__What this task involves__: Work out how many lines in the listing below include the word "Settings"; answer with the number alone.

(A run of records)
★ ★ ★

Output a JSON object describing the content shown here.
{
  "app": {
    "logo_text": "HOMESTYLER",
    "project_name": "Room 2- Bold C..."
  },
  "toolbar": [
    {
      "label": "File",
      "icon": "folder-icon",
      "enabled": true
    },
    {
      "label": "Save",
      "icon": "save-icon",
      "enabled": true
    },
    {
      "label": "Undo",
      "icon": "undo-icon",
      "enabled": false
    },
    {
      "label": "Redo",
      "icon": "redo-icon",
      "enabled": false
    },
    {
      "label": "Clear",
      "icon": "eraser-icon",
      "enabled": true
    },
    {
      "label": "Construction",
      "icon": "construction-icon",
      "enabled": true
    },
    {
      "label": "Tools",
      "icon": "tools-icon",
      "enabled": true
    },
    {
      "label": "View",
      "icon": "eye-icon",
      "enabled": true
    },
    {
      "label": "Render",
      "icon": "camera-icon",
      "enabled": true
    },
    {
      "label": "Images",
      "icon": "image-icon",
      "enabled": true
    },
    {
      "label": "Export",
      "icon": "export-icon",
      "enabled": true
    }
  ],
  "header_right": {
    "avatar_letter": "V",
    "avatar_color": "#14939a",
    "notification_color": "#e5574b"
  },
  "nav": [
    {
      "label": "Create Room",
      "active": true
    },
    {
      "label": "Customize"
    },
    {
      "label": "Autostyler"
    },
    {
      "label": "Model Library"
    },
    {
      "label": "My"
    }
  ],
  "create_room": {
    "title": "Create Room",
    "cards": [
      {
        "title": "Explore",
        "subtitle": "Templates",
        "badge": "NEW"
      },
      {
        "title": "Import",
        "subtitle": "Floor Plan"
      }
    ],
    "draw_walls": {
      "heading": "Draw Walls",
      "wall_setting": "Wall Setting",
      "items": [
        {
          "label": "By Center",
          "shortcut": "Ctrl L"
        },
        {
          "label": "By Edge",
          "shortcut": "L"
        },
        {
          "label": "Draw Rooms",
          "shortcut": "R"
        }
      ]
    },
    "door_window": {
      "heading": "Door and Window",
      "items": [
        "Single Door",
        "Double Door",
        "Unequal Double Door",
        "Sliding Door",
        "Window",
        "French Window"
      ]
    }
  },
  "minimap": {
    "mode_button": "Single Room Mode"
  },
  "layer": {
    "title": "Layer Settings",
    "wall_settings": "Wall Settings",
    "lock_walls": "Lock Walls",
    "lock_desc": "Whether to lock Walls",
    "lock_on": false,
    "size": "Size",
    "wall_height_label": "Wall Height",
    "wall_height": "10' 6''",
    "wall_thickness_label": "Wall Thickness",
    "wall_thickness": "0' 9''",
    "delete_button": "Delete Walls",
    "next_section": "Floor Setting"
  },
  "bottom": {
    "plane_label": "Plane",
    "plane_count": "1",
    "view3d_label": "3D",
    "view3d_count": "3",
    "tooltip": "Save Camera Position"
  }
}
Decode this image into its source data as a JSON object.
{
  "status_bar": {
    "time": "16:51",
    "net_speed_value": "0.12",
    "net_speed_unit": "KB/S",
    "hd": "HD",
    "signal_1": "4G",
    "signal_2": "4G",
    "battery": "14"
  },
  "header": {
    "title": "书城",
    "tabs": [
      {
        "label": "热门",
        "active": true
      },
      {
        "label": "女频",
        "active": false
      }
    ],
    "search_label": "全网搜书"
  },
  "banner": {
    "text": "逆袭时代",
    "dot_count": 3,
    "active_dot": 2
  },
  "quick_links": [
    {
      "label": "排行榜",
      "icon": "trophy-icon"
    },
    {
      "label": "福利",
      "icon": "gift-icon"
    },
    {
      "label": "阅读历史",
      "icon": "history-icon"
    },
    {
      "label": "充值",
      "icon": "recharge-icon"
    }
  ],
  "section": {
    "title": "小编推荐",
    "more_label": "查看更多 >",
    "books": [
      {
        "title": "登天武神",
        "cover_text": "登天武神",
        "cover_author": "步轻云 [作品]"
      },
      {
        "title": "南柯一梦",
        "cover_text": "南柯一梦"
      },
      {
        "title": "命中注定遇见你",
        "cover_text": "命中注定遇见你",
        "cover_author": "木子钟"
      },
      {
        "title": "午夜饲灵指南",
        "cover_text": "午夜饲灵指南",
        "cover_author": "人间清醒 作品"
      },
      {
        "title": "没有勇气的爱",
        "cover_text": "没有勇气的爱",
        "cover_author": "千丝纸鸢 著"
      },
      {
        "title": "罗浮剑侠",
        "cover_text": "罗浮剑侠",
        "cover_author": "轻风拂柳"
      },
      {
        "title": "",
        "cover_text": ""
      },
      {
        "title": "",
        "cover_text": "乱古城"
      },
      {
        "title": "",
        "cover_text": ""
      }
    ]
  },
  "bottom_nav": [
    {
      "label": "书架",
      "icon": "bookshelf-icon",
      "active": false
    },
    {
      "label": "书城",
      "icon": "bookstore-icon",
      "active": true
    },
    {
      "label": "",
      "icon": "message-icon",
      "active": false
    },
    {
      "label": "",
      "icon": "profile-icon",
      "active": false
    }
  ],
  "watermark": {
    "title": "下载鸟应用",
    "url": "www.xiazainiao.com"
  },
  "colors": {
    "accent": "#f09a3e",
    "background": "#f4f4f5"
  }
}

★ ★ ★

__Response__: 2